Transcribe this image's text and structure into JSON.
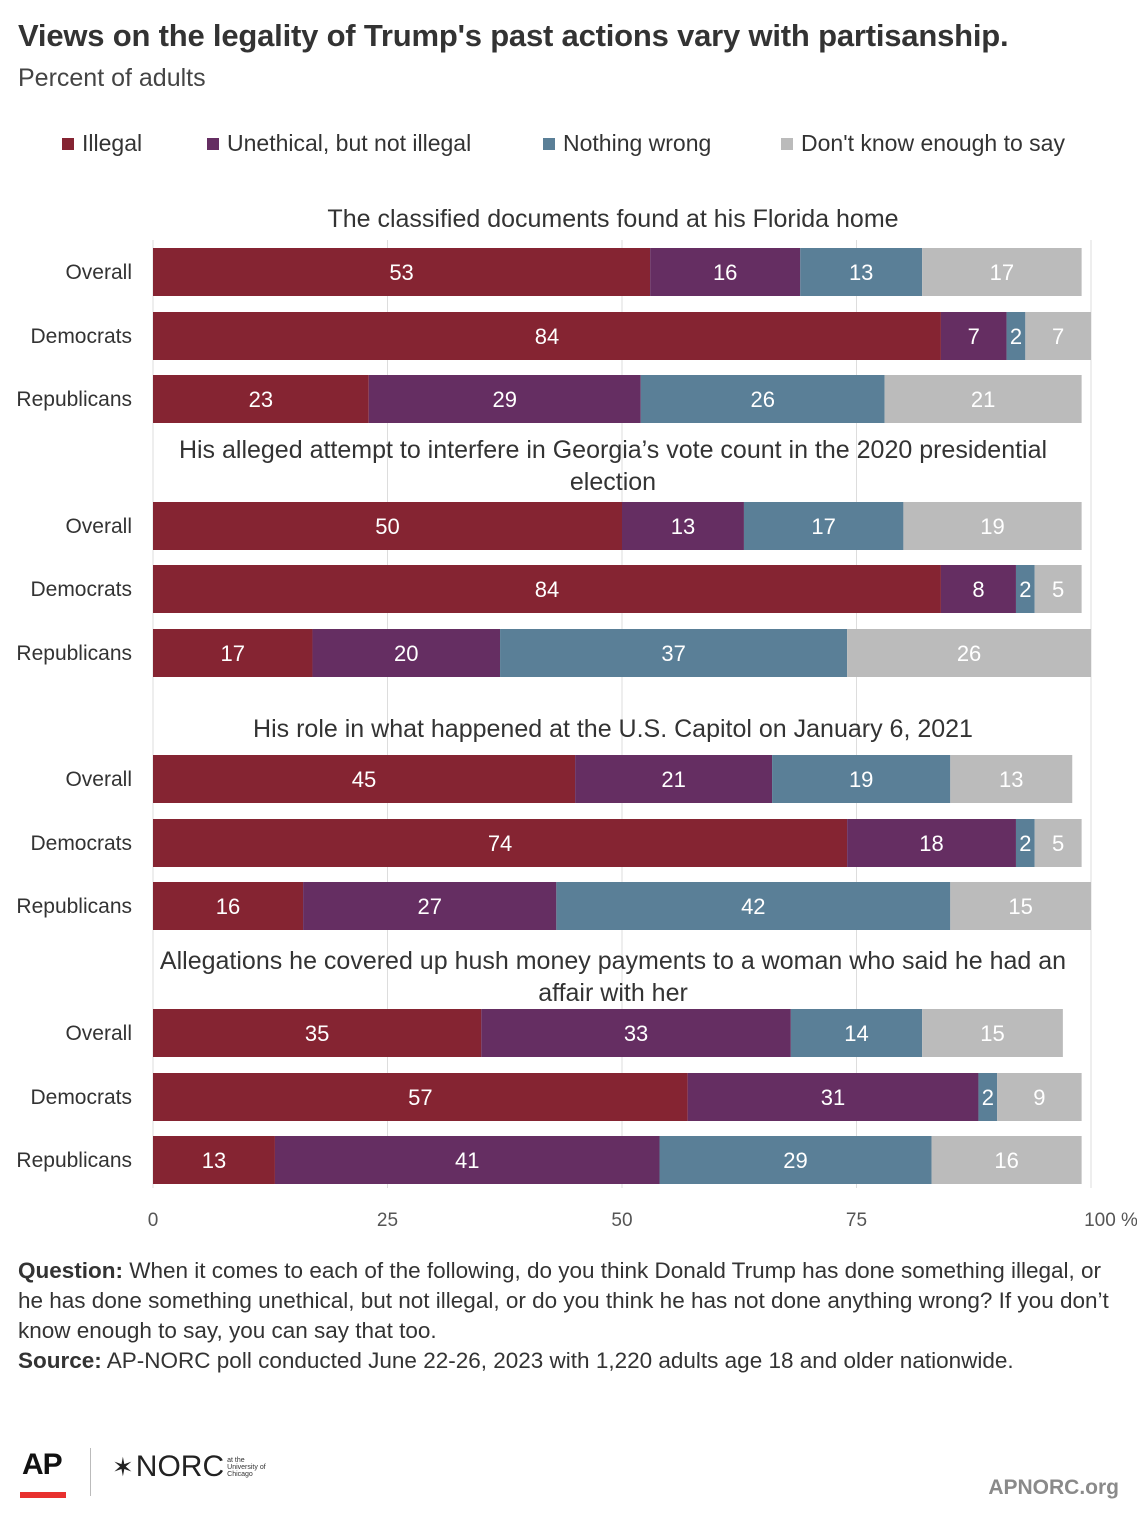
{
  "header": {
    "title": "Views on the legality of Trump's past actions vary with partisanship.",
    "subtitle": "Percent of adults"
  },
  "legend": [
    {
      "label": "Illegal",
      "color": "#852432"
    },
    {
      "label": "Unethical, but not illegal",
      "color": "#652e62"
    },
    {
      "label": "Nothing wrong",
      "color": "#5a7f97"
    },
    {
      "label": "Don't know enough to say",
      "color": "#bbbbbb"
    }
  ],
  "chart_data": {
    "type": "bar",
    "orientation": "horizontal",
    "stacked": true,
    "xlim": [
      0,
      100
    ],
    "xticks": [
      "0",
      "25",
      "50",
      "75",
      "100 %"
    ],
    "grid": true,
    "legend_position": "top",
    "series": [
      {
        "name": "Illegal",
        "color": "#852432"
      },
      {
        "name": "Unethical, but not illegal",
        "color": "#652e62"
      },
      {
        "name": "Nothing wrong",
        "color": "#5a7f97"
      },
      {
        "name": "Don't know enough to say",
        "color": "#bbbbbb"
      }
    ],
    "panels": [
      {
        "title": "The classified documents found at his Florida home",
        "groups": [
          {
            "label": "Overall",
            "values": [
              53,
              16,
              13,
              17
            ]
          },
          {
            "label": "Democrats",
            "values": [
              84,
              7,
              2,
              7
            ]
          },
          {
            "label": "Republicans",
            "values": [
              23,
              29,
              26,
              21
            ]
          }
        ]
      },
      {
        "title": "His alleged attempt to interfere in Georgia’s vote count in the 2020 presidential election",
        "groups": [
          {
            "label": "Overall",
            "values": [
              50,
              13,
              17,
              19
            ]
          },
          {
            "label": "Democrats",
            "values": [
              84,
              8,
              2,
              5
            ]
          },
          {
            "label": "Republicans",
            "values": [
              17,
              20,
              37,
              26
            ]
          }
        ]
      },
      {
        "title": "His role in what happened at the U.S. Capitol on January 6, 2021",
        "groups": [
          {
            "label": "Overall",
            "values": [
              45,
              21,
              19,
              13
            ]
          },
          {
            "label": "Democrats",
            "values": [
              74,
              18,
              2,
              5
            ]
          },
          {
            "label": "Republicans",
            "values": [
              16,
              27,
              42,
              15
            ]
          }
        ]
      },
      {
        "title": "Allegations he covered up hush money payments to a woman who said he had an affair with her",
        "groups": [
          {
            "label": "Overall",
            "values": [
              35,
              33,
              14,
              15
            ]
          },
          {
            "label": "Democrats",
            "values": [
              57,
              31,
              2,
              9
            ]
          },
          {
            "label": "Republicans",
            "values": [
              13,
              41,
              29,
              16
            ]
          }
        ]
      }
    ]
  },
  "notes": {
    "question_label": "Question:",
    "question_text": " When it comes to each of the following, do you think Donald Trump has done something illegal, or he has done something unethical, but not illegal, or do you think he has not done anything wrong? If you don’t know enough to say, you can say that too.",
    "source_label": "Source:",
    "source_text": " AP-NORC poll conducted June 22-26, 2023 with 1,220 adults age 18 and older nationwide."
  },
  "footer": {
    "ap_logo": "AP",
    "norc_logo": "NORC",
    "norc_sub": "at the University of Chicago",
    "site": "APNORC.org"
  }
}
-*-*-
## PROBLEM
Without the pictures, repeat the listing above exactly.

## TASK SOLUTION
Transcribe this image's text and structure into JSON.
{
  "header": {
    "title": "Views on the legality of Trump's past actions vary with partisanship.",
    "subtitle": "Percent of adults"
  },
  "legend": [
    {
      "label": "Illegal",
      "color": "#852432"
    },
    {
      "label": "Unethical, but not illegal",
      "color": "#652e62"
    },
    {
      "label": "Nothing wrong",
      "color": "#5a7f97"
    },
    {
      "label": "Don't know enough to say",
      "color": "#bbbbbb"
    }
  ],
  "chart_data": {
    "type": "bar",
    "orientation": "horizontal",
    "stacked": true,
    "xlim": [
      0,
      100
    ],
    "xticks": [
      "0",
      "25",
      "50",
      "75",
      "100 %"
    ],
    "grid": true,
    "legend_position": "top",
    "series": [
      {
        "name": "Illegal",
        "color": "#852432"
      },
      {
        "name": "Unethical, but not illegal",
        "color": "#652e62"
      },
      {
        "name": "Nothing wrong",
        "color": "#5a7f97"
      },
      {
        "name": "Don't know enough to say",
        "color": "#bbbbbb"
      }
    ],
    "panels": [
      {
        "title": "The classified documents found at his Florida home",
        "groups": [
          {
            "label": "Overall",
            "values": [
              53,
              16,
              13,
              17
            ]
          },
          {
            "label": "Democrats",
            "values": [
              84,
              7,
              2,
              7
            ]
          },
          {
            "label": "Republicans",
            "values": [
              23,
              29,
              26,
              21
            ]
          }
        ]
      },
      {
        "title": "His alleged attempt to interfere in Georgia’s vote count in the 2020 presidential election",
        "groups": [
          {
            "label": "Overall",
            "values": [
              50,
              13,
              17,
              19
            ]
          },
          {
            "label": "Democrats",
            "values": [
              84,
              8,
              2,
              5
            ]
          },
          {
            "label": "Republicans",
            "values": [
              17,
              20,
              37,
              26
            ]
          }
        ]
      },
      {
        "title": "His role in what happened at the U.S. Capitol on January 6, 2021",
        "groups": [
          {
            "label": "Overall",
            "values": [
              45,
              21,
              19,
              13
            ]
          },
          {
            "label": "Democrats",
            "values": [
              74,
              18,
              2,
              5
            ]
          },
          {
            "label": "Republicans",
            "values": [
              16,
              27,
              42,
              15
            ]
          }
        ]
      },
      {
        "title": "Allegations he covered up hush money payments to a woman who said he had an affair with her",
        "groups": [
          {
            "label": "Overall",
            "values": [
              35,
              33,
              14,
              15
            ]
          },
          {
            "label": "Democrats",
            "values": [
              57,
              31,
              2,
              9
            ]
          },
          {
            "label": "Republicans",
            "values": [
              13,
              41,
              29,
              16
            ]
          }
        ]
      }
    ]
  },
  "notes": {
    "question_label": "Question:",
    "question_text": " When it comes to each of the following, do you think Donald Trump has done something illegal, or he has done something unethical, but not illegal, or do you think he has not done anything wrong? If you don’t know enough to say, you can say that too.",
    "source_label": "Source:",
    "source_text": " AP-NORC poll conducted June 22-26, 2023 with 1,220 adults age 18 and older nationwide."
  },
  "footer": {
    "ap_logo": "AP",
    "norc_logo": "NORC",
    "norc_sub": "at the University of Chicago",
    "site": "APNORC.org"
  }
}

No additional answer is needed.